=== MATERIAL SUPPLIED ===

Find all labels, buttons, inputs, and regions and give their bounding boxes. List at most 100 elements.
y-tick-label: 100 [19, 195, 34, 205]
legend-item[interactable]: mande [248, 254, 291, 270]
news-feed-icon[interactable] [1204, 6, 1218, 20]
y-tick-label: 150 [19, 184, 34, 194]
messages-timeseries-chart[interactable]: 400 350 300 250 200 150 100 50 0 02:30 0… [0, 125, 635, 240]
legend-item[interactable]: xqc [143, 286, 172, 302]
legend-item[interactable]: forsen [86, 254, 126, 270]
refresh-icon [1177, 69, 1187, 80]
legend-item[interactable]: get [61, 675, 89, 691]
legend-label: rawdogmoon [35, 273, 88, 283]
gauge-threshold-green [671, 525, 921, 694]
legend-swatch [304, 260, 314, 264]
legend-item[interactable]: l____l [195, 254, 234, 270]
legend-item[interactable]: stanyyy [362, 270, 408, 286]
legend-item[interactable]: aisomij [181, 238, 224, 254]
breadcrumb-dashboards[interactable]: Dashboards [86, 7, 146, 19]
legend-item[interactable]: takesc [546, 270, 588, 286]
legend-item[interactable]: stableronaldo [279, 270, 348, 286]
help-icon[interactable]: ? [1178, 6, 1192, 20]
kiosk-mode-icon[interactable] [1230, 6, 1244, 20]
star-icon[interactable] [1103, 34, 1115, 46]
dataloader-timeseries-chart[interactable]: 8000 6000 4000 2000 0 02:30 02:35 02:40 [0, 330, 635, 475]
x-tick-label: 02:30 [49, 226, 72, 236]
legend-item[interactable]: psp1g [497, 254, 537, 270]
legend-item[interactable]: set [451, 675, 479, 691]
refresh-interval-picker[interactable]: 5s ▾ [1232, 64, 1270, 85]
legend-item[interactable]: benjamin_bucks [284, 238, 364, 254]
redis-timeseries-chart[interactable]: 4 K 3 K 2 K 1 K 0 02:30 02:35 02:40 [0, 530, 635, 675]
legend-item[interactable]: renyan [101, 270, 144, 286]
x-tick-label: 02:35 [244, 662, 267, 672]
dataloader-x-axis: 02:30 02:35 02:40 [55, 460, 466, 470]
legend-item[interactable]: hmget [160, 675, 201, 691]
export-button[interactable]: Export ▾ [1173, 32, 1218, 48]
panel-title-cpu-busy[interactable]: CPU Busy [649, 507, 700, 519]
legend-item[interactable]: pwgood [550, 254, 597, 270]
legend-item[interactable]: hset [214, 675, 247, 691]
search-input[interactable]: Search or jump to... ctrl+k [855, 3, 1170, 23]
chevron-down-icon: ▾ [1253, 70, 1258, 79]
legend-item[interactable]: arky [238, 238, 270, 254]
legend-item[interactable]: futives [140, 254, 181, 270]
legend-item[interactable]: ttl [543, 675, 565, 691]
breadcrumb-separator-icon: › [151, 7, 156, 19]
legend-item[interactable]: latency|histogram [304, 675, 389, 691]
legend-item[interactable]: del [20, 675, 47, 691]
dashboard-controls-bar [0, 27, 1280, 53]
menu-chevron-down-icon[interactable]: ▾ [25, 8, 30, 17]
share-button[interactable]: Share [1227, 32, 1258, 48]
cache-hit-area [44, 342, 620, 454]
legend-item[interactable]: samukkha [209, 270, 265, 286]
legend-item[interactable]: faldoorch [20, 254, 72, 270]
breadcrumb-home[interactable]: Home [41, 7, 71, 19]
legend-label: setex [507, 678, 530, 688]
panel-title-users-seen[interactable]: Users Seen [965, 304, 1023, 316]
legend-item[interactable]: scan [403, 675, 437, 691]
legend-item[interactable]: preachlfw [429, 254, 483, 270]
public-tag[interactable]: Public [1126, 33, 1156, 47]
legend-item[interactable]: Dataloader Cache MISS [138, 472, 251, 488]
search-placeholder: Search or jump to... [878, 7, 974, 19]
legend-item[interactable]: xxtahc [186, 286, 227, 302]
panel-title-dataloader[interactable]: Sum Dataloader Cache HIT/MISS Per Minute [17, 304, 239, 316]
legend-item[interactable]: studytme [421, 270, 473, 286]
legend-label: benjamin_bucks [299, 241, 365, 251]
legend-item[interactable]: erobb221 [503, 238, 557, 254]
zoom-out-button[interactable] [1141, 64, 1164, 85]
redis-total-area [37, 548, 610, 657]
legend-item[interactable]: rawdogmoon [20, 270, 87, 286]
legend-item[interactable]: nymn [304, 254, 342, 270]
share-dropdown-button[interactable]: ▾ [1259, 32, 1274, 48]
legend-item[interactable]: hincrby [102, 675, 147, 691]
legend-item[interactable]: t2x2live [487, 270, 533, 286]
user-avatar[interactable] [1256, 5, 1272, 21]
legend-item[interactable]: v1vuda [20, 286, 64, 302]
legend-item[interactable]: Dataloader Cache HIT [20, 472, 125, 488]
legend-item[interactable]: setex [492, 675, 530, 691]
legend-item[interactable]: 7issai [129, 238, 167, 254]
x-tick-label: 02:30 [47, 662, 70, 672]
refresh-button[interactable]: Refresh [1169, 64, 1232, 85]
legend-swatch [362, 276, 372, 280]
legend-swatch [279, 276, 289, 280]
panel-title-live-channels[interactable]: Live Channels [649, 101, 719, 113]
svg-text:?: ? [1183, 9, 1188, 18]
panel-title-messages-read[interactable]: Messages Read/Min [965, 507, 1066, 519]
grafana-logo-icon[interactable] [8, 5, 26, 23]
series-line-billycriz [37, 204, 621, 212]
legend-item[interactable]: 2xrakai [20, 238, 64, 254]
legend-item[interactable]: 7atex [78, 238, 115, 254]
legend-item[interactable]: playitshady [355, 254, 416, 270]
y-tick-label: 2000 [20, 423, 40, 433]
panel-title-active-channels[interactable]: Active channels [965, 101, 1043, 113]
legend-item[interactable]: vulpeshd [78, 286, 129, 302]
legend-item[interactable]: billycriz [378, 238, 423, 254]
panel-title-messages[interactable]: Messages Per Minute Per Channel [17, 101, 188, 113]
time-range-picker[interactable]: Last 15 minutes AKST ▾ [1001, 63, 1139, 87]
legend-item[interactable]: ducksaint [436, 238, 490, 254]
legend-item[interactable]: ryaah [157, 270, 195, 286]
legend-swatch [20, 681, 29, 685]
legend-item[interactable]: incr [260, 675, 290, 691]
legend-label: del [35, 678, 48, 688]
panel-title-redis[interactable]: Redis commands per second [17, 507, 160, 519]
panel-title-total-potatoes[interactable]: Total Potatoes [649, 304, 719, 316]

===

WHAT TO DO:
Please rewrite all of the records above, substituting "legend-entry" for every "legend-item" and leaving everything else unchanged.

RESULT OF THIS EXERCISE:
Find all labels, buttons, inputs, and regions and give their bounding boxes. List at most 100 elements.
y-tick-label: 100 [19, 195, 34, 205]
legend-entry[interactable]: mande [248, 254, 291, 270]
news-feed-icon[interactable] [1204, 6, 1218, 20]
y-tick-label: 150 [19, 184, 34, 194]
messages-timeseries-chart[interactable]: 400 350 300 250 200 150 100 50 0 02:30 0… [0, 125, 635, 240]
legend-entry[interactable]: xqc [143, 286, 172, 302]
legend-entry[interactable]: forsen [86, 254, 126, 270]
refresh-icon [1177, 69, 1187, 80]
legend-entry[interactable]: get [61, 675, 89, 691]
legend-label: rawdogmoon [35, 273, 88, 283]
gauge-threshold-green [671, 525, 921, 694]
legend-swatch [304, 260, 314, 264]
legend-entry[interactable]: l____l [195, 254, 234, 270]
legend-entry[interactable]: stanyyy [362, 270, 408, 286]
legend-entry[interactable]: aisomij [181, 238, 224, 254]
breadcrumb-dashboards[interactable]: Dashboards [86, 7, 146, 19]
legend-entry[interactable]: takesc [546, 270, 588, 286]
legend-entry[interactable]: stableronaldo [279, 270, 348, 286]
help-icon[interactable]: ? [1178, 6, 1192, 20]
kiosk-mode-icon[interactable] [1230, 6, 1244, 20]
star-icon[interactable] [1103, 34, 1115, 46]
dataloader-timeseries-chart[interactable]: 8000 6000 4000 2000 0 02:30 02:35 02:40 [0, 330, 635, 475]
x-tick-label: 02:30 [49, 226, 72, 236]
legend-entry[interactable]: psp1g [497, 254, 537, 270]
legend-entry[interactable]: set [451, 675, 479, 691]
refresh-interval-picker[interactable]: 5s ▾ [1232, 64, 1270, 85]
legend-entry[interactable]: benjamin_bucks [284, 238, 364, 254]
redis-timeseries-chart[interactable]: 4 K 3 K 2 K 1 K 0 02:30 02:35 02:40 [0, 530, 635, 675]
legend-entry[interactable]: renyan [101, 270, 144, 286]
x-tick-label: 02:35 [244, 662, 267, 672]
dataloader-x-axis: 02:30 02:35 02:40 [55, 460, 466, 470]
legend-entry[interactable]: hmget [160, 675, 201, 691]
export-button[interactable]: Export ▾ [1173, 32, 1218, 48]
panel-title-cpu-busy[interactable]: CPU Busy [649, 507, 700, 519]
legend-entry[interactable]: pwgood [550, 254, 597, 270]
legend-entry[interactable]: hset [214, 675, 247, 691]
search-input[interactable]: Search or jump to... ctrl+k [855, 3, 1170, 23]
chevron-down-icon: ▾ [1253, 70, 1258, 79]
legend-entry[interactable]: arky [238, 238, 270, 254]
legend-entry[interactable]: futives [140, 254, 181, 270]
legend-entry[interactable]: ttl [543, 675, 565, 691]
breadcrumb-separator-icon: › [151, 7, 156, 19]
legend-entry[interactable]: latency|histogram [304, 675, 389, 691]
legend-entry[interactable]: del [20, 675, 47, 691]
dashboard-controls-bar [0, 27, 1280, 53]
menu-chevron-down-icon[interactable]: ▾ [25, 8, 30, 17]
share-button[interactable]: Share [1227, 32, 1258, 48]
cache-hit-area [44, 342, 620, 454]
legend-entry[interactable]: samukkha [209, 270, 265, 286]
legend-entry[interactable]: faldoorch [20, 254, 72, 270]
breadcrumb-home[interactable]: Home [41, 7, 71, 19]
legend-label: setex [507, 678, 530, 688]
panel-title-users-seen[interactable]: Users Seen [965, 304, 1023, 316]
legend-entry[interactable]: scan [403, 675, 437, 691]
legend-entry[interactable]: preachlfw [429, 254, 483, 270]
public-tag[interactable]: Public [1126, 33, 1156, 47]
legend-entry[interactable]: Dataloader Cache MISS [138, 472, 251, 488]
search-placeholder: Search or jump to... [878, 7, 974, 19]
legend-entry[interactable]: xxtahc [186, 286, 227, 302]
panel-title-dataloader[interactable]: Sum Dataloader Cache HIT/MISS Per Minute [17, 304, 239, 316]
legend-entry[interactable]: studytme [421, 270, 473, 286]
legend-label: benjamin_bucks [299, 241, 365, 251]
legend-entry[interactable]: erobb221 [503, 238, 557, 254]
zoom-out-button[interactable] [1141, 64, 1164, 85]
redis-total-area [37, 548, 610, 657]
legend-entry[interactable]: rawdogmoon [20, 270, 87, 286]
legend-entry[interactable]: nymn [304, 254, 342, 270]
share-dropdown-button[interactable]: ▾ [1259, 32, 1274, 48]
legend-entry[interactable]: hincrby [102, 675, 147, 691]
legend-entry[interactable]: t2x2live [487, 270, 533, 286]
user-avatar[interactable] [1256, 5, 1272, 21]
legend-entry[interactable]: v1vuda [20, 286, 64, 302]
legend-entry[interactable]: Dataloader Cache HIT [20, 472, 125, 488]
legend-entry[interactable]: setex [492, 675, 530, 691]
legend-entry[interactable]: 7issai [129, 238, 167, 254]
x-tick-label: 02:30 [47, 662, 70, 672]
refresh-button[interactable]: Refresh [1169, 64, 1232, 85]
legend-swatch [362, 276, 372, 280]
legend-swatch [279, 276, 289, 280]
panel-title-live-channels[interactable]: Live Channels [649, 101, 719, 113]
svg-text:?: ? [1183, 9, 1188, 18]
panel-title-messages-read[interactable]: Messages Read/Min [965, 507, 1066, 519]
grafana-logo-icon[interactable] [8, 5, 26, 23]
series-line-billycriz [37, 204, 621, 212]
legend-entry[interactable]: 2xrakai [20, 238, 64, 254]
legend-entry[interactable]: 7atex [78, 238, 115, 254]
legend-entry[interactable]: playitshady [355, 254, 416, 270]
y-tick-label: 2000 [20, 423, 40, 433]
panel-title-active-channels[interactable]: Active channels [965, 101, 1043, 113]
legend-entry[interactable]: vulpeshd [78, 286, 129, 302]
legend-entry[interactable]: billycriz [378, 238, 423, 254]
panel-title-messages[interactable]: Messages Per Minute Per Channel [17, 101, 188, 113]
time-range-picker[interactable]: Last 15 minutes AKST ▾ [1001, 63, 1139, 87]
legend-entry[interactable]: ducksaint [436, 238, 490, 254]
legend-entry[interactable]: ryaah [157, 270, 195, 286]
legend-swatch [20, 681, 29, 685]
legend-entry[interactable]: incr [260, 675, 290, 691]
legend-label: del [35, 678, 48, 688]
panel-title-redis[interactable]: Redis commands per second [17, 507, 160, 519]
panel-title-total-potatoes[interactable]: Total Potatoes [649, 304, 719, 316]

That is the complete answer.